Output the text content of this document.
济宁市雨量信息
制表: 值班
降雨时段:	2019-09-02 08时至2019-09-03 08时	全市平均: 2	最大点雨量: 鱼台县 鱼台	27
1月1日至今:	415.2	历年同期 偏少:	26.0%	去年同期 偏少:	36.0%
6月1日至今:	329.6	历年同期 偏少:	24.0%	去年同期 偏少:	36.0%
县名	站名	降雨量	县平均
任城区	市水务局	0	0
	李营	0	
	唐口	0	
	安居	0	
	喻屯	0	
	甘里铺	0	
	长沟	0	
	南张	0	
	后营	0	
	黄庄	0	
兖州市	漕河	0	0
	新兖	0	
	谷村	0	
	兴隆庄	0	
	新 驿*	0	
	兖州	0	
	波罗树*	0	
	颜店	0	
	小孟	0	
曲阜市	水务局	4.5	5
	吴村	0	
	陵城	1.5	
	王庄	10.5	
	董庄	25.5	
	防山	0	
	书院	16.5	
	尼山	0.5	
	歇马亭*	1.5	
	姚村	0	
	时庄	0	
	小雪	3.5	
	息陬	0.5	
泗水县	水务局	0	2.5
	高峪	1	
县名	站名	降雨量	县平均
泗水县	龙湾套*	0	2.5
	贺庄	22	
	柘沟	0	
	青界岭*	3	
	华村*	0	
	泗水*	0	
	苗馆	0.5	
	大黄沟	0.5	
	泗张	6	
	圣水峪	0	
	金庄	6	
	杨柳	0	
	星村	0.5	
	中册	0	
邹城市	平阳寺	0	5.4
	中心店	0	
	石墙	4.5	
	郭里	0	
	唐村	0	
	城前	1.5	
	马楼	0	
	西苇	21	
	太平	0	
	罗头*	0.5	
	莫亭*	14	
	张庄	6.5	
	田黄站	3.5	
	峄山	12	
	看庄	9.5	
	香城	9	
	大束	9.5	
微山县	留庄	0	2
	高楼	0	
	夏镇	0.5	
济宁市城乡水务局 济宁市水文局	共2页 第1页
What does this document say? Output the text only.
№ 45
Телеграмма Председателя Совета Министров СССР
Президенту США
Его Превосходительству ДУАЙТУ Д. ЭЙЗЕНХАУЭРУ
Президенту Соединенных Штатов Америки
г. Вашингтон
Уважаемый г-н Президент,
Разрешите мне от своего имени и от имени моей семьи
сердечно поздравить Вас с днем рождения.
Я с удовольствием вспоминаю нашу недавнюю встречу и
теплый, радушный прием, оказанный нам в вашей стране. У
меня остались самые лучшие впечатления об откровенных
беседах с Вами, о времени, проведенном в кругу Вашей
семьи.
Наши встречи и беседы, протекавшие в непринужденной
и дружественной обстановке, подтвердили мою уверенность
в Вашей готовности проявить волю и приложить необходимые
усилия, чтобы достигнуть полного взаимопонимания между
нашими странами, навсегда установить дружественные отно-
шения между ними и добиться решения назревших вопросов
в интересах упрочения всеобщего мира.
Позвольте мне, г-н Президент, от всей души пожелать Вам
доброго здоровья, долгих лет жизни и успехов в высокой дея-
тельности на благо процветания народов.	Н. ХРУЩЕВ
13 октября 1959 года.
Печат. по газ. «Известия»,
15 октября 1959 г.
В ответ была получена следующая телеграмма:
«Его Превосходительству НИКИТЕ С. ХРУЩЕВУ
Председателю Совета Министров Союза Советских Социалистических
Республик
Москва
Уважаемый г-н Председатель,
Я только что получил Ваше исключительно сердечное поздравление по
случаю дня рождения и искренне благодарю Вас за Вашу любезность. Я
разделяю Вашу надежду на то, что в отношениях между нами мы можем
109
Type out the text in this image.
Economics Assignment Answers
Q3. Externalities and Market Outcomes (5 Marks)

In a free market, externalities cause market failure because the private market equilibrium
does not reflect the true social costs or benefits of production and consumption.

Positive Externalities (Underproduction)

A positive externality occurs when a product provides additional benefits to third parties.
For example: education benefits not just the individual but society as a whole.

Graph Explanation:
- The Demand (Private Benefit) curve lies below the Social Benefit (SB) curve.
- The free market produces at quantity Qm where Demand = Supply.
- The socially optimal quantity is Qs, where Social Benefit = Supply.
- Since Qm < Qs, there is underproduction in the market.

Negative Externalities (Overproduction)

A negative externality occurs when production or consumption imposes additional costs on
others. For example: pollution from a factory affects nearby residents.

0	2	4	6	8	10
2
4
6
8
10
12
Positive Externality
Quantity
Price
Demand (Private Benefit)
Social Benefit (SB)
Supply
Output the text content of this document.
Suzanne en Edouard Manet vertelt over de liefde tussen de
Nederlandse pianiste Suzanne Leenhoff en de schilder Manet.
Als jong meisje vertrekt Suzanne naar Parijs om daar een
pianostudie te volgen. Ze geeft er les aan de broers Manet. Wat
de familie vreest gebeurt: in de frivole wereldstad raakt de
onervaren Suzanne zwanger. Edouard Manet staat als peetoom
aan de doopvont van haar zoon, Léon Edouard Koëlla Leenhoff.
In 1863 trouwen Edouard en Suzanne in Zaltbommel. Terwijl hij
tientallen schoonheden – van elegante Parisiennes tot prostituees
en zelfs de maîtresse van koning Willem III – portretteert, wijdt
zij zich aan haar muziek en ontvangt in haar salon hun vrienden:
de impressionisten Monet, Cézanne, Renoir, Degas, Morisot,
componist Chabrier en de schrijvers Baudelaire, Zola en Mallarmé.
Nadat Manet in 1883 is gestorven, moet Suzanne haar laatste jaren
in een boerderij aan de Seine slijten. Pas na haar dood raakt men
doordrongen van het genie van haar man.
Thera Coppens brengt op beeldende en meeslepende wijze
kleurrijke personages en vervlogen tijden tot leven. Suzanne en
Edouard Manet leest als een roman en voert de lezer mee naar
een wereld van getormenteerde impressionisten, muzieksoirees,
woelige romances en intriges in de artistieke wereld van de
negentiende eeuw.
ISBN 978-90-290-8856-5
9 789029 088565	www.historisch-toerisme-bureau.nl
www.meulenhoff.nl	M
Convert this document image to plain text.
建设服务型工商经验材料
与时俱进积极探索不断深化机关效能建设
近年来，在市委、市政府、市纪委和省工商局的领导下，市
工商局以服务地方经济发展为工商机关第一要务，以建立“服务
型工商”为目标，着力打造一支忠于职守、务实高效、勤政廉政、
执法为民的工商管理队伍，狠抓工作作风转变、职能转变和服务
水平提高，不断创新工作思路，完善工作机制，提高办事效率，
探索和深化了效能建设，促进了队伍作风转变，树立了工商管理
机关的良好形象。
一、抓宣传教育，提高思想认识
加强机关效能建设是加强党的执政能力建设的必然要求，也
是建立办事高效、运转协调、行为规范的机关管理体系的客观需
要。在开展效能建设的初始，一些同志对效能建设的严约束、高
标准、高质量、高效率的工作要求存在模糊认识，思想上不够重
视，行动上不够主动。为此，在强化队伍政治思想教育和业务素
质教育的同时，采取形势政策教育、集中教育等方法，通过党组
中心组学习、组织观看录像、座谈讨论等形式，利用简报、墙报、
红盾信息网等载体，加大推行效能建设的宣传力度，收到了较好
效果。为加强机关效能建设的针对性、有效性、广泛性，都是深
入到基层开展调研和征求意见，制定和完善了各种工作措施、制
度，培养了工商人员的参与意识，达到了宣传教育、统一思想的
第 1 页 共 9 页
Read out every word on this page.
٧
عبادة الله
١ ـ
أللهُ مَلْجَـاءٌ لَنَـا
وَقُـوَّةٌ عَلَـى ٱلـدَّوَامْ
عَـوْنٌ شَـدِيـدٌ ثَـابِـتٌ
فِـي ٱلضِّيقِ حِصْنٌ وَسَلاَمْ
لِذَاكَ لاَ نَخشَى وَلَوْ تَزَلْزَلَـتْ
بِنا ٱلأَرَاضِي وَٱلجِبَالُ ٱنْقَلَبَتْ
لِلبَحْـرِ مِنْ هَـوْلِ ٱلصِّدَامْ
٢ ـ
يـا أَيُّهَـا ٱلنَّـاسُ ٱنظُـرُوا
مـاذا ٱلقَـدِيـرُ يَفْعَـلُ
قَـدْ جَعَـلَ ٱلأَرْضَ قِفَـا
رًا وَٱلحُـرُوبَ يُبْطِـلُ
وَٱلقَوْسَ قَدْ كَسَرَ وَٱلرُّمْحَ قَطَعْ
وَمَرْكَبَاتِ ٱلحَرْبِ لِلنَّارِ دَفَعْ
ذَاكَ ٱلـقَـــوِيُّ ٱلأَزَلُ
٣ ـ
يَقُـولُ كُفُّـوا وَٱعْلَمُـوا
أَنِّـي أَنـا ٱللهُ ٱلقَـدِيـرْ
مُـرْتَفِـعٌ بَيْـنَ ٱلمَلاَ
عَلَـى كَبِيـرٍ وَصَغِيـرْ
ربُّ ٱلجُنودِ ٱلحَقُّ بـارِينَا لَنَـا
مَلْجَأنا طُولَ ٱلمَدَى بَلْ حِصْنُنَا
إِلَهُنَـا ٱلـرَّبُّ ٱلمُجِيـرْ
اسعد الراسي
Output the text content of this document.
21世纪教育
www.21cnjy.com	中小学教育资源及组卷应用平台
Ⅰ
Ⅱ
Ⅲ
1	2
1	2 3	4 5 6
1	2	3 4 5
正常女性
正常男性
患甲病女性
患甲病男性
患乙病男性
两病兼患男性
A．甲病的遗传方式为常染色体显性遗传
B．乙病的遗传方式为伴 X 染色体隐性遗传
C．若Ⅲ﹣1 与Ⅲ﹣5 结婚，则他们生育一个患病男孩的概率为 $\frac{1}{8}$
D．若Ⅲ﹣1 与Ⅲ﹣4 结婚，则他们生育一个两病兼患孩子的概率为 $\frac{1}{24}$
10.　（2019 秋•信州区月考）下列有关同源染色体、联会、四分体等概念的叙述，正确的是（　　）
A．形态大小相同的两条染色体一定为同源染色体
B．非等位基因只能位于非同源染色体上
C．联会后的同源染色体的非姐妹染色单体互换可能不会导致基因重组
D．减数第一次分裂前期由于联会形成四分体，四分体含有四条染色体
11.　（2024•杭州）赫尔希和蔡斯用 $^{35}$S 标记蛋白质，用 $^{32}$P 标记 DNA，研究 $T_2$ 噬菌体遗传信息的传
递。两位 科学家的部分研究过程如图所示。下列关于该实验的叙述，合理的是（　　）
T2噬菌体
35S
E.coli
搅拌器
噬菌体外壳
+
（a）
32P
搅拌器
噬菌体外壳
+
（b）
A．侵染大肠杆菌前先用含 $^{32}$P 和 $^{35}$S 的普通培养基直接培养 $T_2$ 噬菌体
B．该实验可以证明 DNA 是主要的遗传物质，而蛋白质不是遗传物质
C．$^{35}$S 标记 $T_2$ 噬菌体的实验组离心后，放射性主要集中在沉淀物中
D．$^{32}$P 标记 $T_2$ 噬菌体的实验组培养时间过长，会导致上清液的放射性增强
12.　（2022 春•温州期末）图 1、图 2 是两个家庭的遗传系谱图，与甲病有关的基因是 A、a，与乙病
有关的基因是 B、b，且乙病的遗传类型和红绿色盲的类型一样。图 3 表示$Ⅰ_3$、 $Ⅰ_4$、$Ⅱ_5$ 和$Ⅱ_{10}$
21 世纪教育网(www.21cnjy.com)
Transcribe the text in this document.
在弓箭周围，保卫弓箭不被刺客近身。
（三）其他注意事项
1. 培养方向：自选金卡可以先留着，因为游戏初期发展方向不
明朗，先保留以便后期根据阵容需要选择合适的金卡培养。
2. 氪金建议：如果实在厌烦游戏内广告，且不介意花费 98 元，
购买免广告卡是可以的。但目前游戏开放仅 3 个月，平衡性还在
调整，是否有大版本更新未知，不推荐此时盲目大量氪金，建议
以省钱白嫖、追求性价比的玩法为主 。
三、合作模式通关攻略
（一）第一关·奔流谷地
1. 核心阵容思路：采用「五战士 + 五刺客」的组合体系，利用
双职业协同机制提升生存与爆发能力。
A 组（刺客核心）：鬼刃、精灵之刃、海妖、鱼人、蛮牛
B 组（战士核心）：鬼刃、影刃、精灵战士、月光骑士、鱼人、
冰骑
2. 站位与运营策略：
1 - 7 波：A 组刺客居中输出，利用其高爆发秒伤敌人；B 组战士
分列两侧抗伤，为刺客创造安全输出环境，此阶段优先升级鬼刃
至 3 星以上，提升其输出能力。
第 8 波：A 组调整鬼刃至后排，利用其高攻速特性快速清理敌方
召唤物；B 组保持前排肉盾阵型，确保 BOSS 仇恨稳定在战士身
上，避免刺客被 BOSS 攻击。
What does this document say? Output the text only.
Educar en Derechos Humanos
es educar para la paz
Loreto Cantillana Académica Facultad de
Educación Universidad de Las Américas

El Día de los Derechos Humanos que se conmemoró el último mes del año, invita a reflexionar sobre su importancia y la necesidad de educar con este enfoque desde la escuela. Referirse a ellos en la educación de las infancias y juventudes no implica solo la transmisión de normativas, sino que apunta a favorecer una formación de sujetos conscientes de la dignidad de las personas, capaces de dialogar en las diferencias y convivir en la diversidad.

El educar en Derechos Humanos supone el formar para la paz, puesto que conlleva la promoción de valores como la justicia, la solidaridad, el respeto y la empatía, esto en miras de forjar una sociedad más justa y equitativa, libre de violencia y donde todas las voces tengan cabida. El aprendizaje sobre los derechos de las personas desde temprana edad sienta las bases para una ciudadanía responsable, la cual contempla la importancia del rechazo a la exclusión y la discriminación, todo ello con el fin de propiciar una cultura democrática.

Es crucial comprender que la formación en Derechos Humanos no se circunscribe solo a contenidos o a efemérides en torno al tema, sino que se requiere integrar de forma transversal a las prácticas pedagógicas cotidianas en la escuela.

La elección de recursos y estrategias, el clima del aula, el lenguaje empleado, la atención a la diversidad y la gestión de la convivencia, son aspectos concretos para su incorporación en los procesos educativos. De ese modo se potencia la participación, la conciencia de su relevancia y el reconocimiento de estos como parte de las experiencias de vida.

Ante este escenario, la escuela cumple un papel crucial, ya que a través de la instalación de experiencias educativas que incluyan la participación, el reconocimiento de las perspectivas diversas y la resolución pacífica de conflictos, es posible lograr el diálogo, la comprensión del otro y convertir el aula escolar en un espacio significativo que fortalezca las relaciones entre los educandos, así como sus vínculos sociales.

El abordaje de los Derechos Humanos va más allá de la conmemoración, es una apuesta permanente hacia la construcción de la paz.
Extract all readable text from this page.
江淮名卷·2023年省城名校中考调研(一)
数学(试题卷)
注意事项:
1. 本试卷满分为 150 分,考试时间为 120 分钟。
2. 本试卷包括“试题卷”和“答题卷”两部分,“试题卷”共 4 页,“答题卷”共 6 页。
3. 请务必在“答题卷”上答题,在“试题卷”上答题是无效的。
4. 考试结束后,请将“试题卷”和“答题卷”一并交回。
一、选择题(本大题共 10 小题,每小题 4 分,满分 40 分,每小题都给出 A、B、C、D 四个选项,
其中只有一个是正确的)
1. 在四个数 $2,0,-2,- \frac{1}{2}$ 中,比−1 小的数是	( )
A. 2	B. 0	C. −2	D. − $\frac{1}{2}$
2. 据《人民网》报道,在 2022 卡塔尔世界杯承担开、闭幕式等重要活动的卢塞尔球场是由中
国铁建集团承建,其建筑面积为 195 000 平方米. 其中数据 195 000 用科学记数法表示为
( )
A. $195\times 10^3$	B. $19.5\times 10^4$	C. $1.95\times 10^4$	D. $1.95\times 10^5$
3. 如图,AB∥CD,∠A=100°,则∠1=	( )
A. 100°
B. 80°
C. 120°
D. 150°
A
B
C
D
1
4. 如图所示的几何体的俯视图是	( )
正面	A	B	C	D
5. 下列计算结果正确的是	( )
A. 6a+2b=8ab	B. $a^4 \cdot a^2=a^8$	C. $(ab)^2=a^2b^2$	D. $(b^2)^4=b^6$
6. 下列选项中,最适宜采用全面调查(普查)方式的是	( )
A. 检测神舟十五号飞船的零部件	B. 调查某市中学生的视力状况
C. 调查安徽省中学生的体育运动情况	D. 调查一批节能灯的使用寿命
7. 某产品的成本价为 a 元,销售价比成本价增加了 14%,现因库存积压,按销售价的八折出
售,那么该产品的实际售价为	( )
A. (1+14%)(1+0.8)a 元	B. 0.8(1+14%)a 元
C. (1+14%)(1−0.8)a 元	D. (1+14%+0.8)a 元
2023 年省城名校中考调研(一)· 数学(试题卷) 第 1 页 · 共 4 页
════════════════════
### The request
Scan the lines for the string "page". Copy out each line that matches.

### Full output
Read out every word on this page.
Extract all readable text from this page.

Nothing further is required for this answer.